--- START Excerpted data ---

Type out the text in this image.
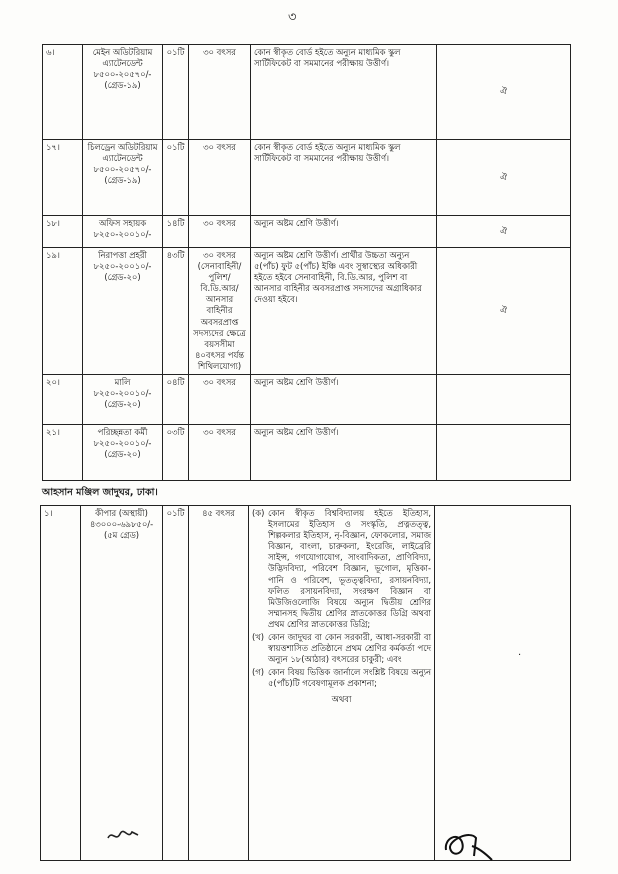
৩
৬।	মেইন অডিটরিয়াম এ্যাটেনডেন্ট ৮৫০০-২০৫৭০/- (গ্রেড-১৯)	০১টি	৩০ বৎসর	কোন স্বীকৃত বোর্ড হইতে অন্যুন মাধ্যমিক স্কুল সার্টিফিকেট বা সমমানের পরীক্ষায় উত্তীর্ণ।	ঐ
১৭।	চিলড্রেন অডিটরিয়াম এ্যাটেনডেন্ট ৮৫০০-২০৫৭০/- (গ্রেড-১৯)	০১টি	৩০ বৎসর	কোন স্বীকৃত বোর্ড হইতে অন্যুন মাধ্যমিক স্কুল সার্টিফিকেট বা সমমানের পরীক্ষায় উত্তীর্ণ।	ঐ
১৮।	অফিস সহায়ক ৮২৫০-২০০১০/-	১৪টি	৩০ বৎসর	অন্যুন অষ্টম শ্রেণি উত্তীর্ণ।	ঐ
১৯।	নিরাপত্তা প্রহরী ৮২৫০-২০০১০/- (গ্রেড-২০)	৪৩টি	৩০ বৎসর (সেনাবাহিনী/পুলিশ/বি.ডি.আর/ আনসার বাহিনীর অবসরপ্রাপ্ত সদস্যদের ক্ষেত্রে বয়সসীমা ৪০বৎসর পর্যন্ত শিথিলযোগ্য)	অন্যুন অষ্টম শ্রেণি উত্তীর্ণ। প্রার্থীর উচ্চতা অন্যুন ৫(পাঁচ) ফুট ৫(পাঁচ) ইঞ্চি এবং সুস্বাস্থ্যের অধিকারী হইতে হইবে সেনাবাহিনী, বি.ডি.আর, পুলিশ বা আনসার বাহিনীর অবসরপ্রাপ্ত সদস্যদের অগ্রাধিকার দেওয়া হইবে।	ঐ
২০।	মালি ৮২৫০-২০০১০/- (গ্রেড-২০)	০৪টি	৩০ বৎসর	অন্যুন অষ্টম শ্রেণি উত্তীর্ণ।	
২১।	পরিচ্ছন্নতা কর্মী ৮২৫০-২০০১০/- (গ্রেড-২০)	০৩টি	৩০ বৎসর	অন্যুন অষ্টম শ্রেণি উত্তীর্ণ।	
আহসান মঞ্জিল জাদুঘর, ঢাকা।
১।	কীপার (অস্থায়ী) ৪৩০০০-৬৯৮৫০/- (৫ম গ্রেড)	০১টি	৪৫ বৎসর	(ক) কোন স্বীকৃত বিশ্ববিদ্যালয় হইতে ইতিহাস, ইসলামের ইতিহাস ও সংস্কৃতি, প্রত্নতত্ত্ব, শিল্পকলার ইতিহাস, নৃ-বিজ্ঞান, ফোকলোর, সমাজ বিজ্ঞান, বাংলা, চারুকলা, ইংরেজি, লাইব্রেরি সাইন্স, গণযোগাযোগ, সাংবাদিকতা, প্রাণিবিদ্যা, উদ্ভিদবিদ্যা, পরিবেশ বিজ্ঞান, ভূগোল, মৃত্তিকা-পানি ও পরিবেশ, ভূতত্ত্ববিদ্যা, রসায়নবিদ্যা, ফলিত রসায়নবিদ্যা, সংরক্ষণ বিজ্ঞান বা মিউজিওলোজি বিষয়ে অন্যুন দ্বিতীয় শ্রেণির সম্মানসহ দ্বিতীয় শ্রেণির স্নাতকোত্তর ডিগ্রি অথবা প্রথম শ্রেণির স্নাতকোত্তর ডিগ্রি;
(খ) কোন জাদুঘর বা কোন সরকারী, আধা-সরকারী বা স্বায়ত্তশাসিত প্রতিষ্ঠানে প্রথম শ্রেণির কর্মকর্তা পদে অন্যুন ১৮(আঠার) বৎসরের চাকুরী; এবং
(গ) কোন বিষয় ভিত্তিক জার্নালে সংশ্লিষ্ট বিষয়ে অন্যুন ৫(পাঁচ)টি গবেষণামূলক প্রকাশনা;
অথবা

·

--- END Excerpted data ---

*Problem details*
Reply with one number only: how many lines of the listing hold "বৎসর"?

*Output*
8